Retype every entry in its entirety, without alteration.
· · ·
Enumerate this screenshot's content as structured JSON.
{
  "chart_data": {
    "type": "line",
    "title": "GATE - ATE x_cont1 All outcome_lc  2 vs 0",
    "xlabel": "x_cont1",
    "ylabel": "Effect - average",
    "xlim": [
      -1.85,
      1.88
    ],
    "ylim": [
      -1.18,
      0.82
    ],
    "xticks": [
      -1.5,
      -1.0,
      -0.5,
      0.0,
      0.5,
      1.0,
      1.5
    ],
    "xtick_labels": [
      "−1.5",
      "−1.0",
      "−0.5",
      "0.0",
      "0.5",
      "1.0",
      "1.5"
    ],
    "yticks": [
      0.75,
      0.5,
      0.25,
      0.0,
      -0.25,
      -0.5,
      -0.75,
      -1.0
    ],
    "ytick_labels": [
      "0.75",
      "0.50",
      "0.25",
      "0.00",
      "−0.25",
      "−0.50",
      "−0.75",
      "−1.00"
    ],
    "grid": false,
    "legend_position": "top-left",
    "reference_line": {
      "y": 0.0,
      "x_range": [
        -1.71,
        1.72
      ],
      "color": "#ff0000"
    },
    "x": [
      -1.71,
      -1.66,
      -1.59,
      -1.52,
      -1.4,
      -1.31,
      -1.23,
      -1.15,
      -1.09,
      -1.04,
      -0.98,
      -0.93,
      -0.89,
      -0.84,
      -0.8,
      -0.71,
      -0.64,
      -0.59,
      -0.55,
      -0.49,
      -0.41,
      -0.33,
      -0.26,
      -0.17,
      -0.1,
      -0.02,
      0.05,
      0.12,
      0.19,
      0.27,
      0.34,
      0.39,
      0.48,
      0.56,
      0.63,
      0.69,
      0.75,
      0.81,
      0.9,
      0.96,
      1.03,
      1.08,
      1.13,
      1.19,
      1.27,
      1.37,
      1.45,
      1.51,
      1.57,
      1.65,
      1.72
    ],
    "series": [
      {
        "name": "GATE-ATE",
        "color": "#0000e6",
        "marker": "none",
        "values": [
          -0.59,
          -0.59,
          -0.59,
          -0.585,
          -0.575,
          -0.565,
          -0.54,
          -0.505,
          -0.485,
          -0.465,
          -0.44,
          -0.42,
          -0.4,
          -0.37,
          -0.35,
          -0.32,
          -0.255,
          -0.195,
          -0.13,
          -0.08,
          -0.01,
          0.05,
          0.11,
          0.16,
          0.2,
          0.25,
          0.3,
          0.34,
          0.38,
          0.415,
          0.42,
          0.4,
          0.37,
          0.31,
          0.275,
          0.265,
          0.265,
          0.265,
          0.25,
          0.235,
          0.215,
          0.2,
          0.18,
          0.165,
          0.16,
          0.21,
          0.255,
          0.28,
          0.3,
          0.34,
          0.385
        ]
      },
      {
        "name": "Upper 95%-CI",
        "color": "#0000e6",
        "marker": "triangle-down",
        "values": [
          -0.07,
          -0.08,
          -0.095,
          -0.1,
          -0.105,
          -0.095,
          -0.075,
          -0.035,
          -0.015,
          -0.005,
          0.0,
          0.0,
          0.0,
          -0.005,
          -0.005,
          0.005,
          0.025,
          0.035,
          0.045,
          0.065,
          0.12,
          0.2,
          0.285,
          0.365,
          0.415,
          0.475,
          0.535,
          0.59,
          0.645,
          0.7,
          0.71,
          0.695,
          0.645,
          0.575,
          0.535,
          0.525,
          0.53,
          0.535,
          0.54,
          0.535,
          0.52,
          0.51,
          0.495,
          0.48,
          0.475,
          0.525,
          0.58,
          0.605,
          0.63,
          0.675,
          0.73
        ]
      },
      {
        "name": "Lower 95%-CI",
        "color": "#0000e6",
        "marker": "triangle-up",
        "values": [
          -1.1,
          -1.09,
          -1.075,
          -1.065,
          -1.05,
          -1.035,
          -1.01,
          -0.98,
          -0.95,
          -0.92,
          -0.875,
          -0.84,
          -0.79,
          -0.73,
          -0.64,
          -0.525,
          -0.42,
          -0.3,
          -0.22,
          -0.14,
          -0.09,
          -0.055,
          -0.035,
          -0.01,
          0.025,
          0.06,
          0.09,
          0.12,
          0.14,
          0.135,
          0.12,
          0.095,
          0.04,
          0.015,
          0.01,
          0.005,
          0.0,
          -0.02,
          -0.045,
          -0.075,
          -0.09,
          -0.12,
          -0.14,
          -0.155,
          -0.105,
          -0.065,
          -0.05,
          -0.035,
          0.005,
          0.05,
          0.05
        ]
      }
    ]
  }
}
· · ·
__Result of this exercise__:
Enumerate this screenshot's content as structured JSON.
{
  "chart_data": {
    "type": "line",
    "title": "GATE - ATE x_cont1 All outcome_lc  2 vs 0",
    "xlabel": "x_cont1",
    "ylabel": "Effect - average",
    "xlim": [
      -1.85,
      1.88
    ],
    "ylim": [
      -1.18,
      0.82
    ],
    "xticks": [
      -1.5,
      -1.0,
      -0.5,
      0.0,
      0.5,
      1.0,
      1.5
    ],
    "xtick_labels": [
      "−1.5",
      "−1.0",
      "−0.5",
      "0.0",
      "0.5",
      "1.0",
      "1.5"
    ],
    "yticks": [
      0.75,
      0.5,
      0.25,
      0.0,
      -0.25,
      -0.5,
      -0.75,
      -1.0
    ],
    "ytick_labels": [
      "0.75",
      "0.50",
      "0.25",
      "0.00",
      "−0.25",
      "−0.50",
      "−0.75",
      "−1.00"
    ],
    "grid": false,
    "legend_position": "top-left",
    "reference_line": {
      "y": 0.0,
      "x_range": [
        -1.71,
        1.72
      ],
      "color": "#ff0000"
    },
    "x": [
      -1.71,
      -1.66,
      -1.59,
      -1.52,
      -1.4,
      -1.31,
      -1.23,
      -1.15,
      -1.09,
      -1.04,
      -0.98,
      -0.93,
      -0.89,
      -0.84,
      -0.8,
      -0.71,
      -0.64,
      -0.59,
      -0.55,
      -0.49,
      -0.41,
      -0.33,
      -0.26,
      -0.17,
      -0.1,
      -0.02,
      0.05,
      0.12,
      0.19,
      0.27,
      0.34,
      0.39,
      0.48,
      0.56,
      0.63,
      0.69,
      0.75,
      0.81,
      0.9,
      0.96,
      1.03,
      1.08,
      1.13,
      1.19,
      1.27,
      1.37,
      1.45,
      1.51,
      1.57,
      1.65,
      1.72
    ],
    "series": [
      {
        "name": "GATE-ATE",
        "color": "#0000e6",
        "marker": "none",
        "values": [
          -0.59,
          -0.59,
          -0.59,
          -0.585,
          -0.575,
          -0.565,
          -0.54,
          -0.505,
          -0.485,
          -0.465,
          -0.44,
          -0.42,
          -0.4,
          -0.37,
          -0.35,
          -0.32,
          -0.255,
          -0.195,
          -0.13,
          -0.08,
          -0.01,
          0.05,
          0.11,
          0.16,
          0.2,
          0.25,
          0.3,
          0.34,
          0.38,
          0.415,
          0.42,
          0.4,
          0.37,
          0.31,
          0.275,
          0.265,
          0.265,
          0.265,
          0.25,
          0.235,
          0.215,
          0.2,
          0.18,
          0.165,
          0.16,
          0.21,
          0.255,
          0.28,
          0.3,
          0.34,
          0.385
        ]
      },
      {
        "name": "Upper 95%-CI",
        "color": "#0000e6",
        "marker": "triangle-down",
        "values": [
          -0.07,
          -0.08,
          -0.095,
          -0.1,
          -0.105,
          -0.095,
          -0.075,
          -0.035,
          -0.015,
          -0.005,
          0.0,
          0.0,
          0.0,
          -0.005,
          -0.005,
          0.005,
          0.025,
          0.035,
          0.045,
          0.065,
          0.12,
          0.2,
          0.285,
          0.365,
          0.415,
          0.475,
          0.535,
          0.59,
          0.645,
          0.7,
          0.71,
          0.695,
          0.645,
          0.575,
          0.535,
          0.525,
          0.53,
          0.535,
          0.54,
          0.535,
          0.52,
          0.51,
          0.495,
          0.48,
          0.475,
          0.525,
          0.58,
          0.605,
          0.63,
          0.675,
          0.73
        ]
      },
      {
        "name": "Lower 95%-CI",
        "color": "#0000e6",
        "marker": "triangle-up",
        "values": [
          -1.1,
          -1.09,
          -1.075,
          -1.065,
          -1.05,
          -1.035,
          -1.01,
          -0.98,
          -0.95,
          -0.92,
          -0.875,
          -0.84,
          -0.79,
          -0.73,
          -0.64,
          -0.525,
          -0.42,
          -0.3,
          -0.22,
          -0.14,
          -0.09,
          -0.055,
          -0.035,
          -0.01,
          0.025,
          0.06,
          0.09,
          0.12,
          0.14,
          0.135,
          0.12,
          0.095,
          0.04,
          0.015,
          0.01,
          0.005,
          0.0,
          -0.02,
          -0.045,
          -0.075,
          -0.09,
          -0.12,
          -0.14,
          -0.155,
          -0.105,
          -0.065,
          -0.05,
          -0.035,
          0.005,
          0.05,
          0.05
        ]
      }
    ]
  }
}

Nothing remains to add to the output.